GIVEN REQUEST: Write out each record again exactly as it stands.
[Start of EXCERPTED RECORDS]
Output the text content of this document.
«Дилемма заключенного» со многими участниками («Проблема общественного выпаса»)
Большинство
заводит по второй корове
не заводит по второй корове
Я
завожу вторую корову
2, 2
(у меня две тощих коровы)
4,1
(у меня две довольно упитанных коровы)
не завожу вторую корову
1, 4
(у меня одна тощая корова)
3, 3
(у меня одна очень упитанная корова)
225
[End of EXCERPTED RECORDS]
TASK OUTPUT:
Output the text content of this document.
«Дилемма заключенного» со многими участниками («Проблема общественного выпаса»)
Большинство
заводит по второй корове
не заводит по второй корове
Я
завожу вторую корову
2, 2
(у меня две тощих коровы)
4,1
(у меня две довольно упитанных коровы)
не завожу вторую корову
1, 4
(у меня одна тощая корова)
3, 3
(у меня одна очень упитанная корова)
225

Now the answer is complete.